■ **Your goal**
Count how many lines below include the string "sedan". Only that number should appear in the reply.

■ **Dataset**
• • •
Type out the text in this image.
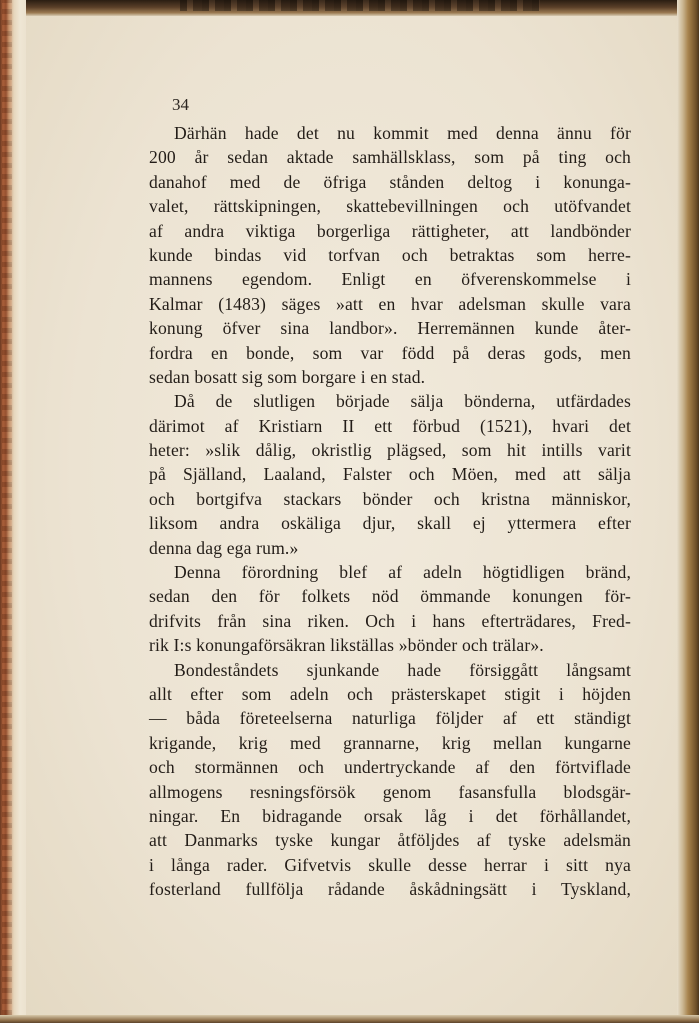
34
Därhän hade det nu kommit med denna ännu för
200 år sedan aktade samhällsklass, som på ting och
danahof med de öfriga stånden deltog i konunga-
valet, rättskipningen, skattebevillningen och utöfvandet
af andra viktiga borgerliga rättigheter, att landbönder
kunde bindas vid torfvan och betraktas som herre-
mannens egendom. Enligt en öfverenskommelse i
Kalmar (1483) säges »att en hvar adelsman skulle vara
konung öfver sina landbor». Herremännen kunde åter-
fordra en bonde, som var född på deras gods, men
sedan bosatt sig som borgare i en stad.
Då de slutligen började sälja bönderna, utfärdades
därimot af Kristiarn II ett förbud (1521), hvari det
heter: »slik dålig, okristlig plägsed, som hit intills varit
på Själland, Laaland, Falster och Möen, med att sälja
och bortgifva stackars bönder och kristna människor,
liksom andra oskäliga djur, skall ej yttermera efter
denna dag ega rum.»
Denna förordning blef af adeln högtidligen bränd,
sedan den för folkets nöd ömmande konungen för-
drifvits från sina riken. Och i hans efterträdares, Fred-
rik I:s konungaförsäkran likställas »bönder och trälar».
Bondeståndets sjunkande hade försiggått långsamt
allt efter som adeln och prästerskapet stigit i höjden
— båda företeelserna naturliga följder af ett ständigt
krigande, krig med grannarne, krig mellan kungarne
och stormännen och undertryckande af den förtviflade
allmogens resningsförsök genom fasansfulla blodsgär-
ningar. En bidragande orsak låg i det förhållandet,
att Danmarks tyske kungar åtföljdes af tyske adelsmän
i långa rader. Gifvetvis skulle desse herrar i sitt nya
fosterland fullfölja rådande åskådningsätt i Tyskland,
• • •
■ **Solution below**
3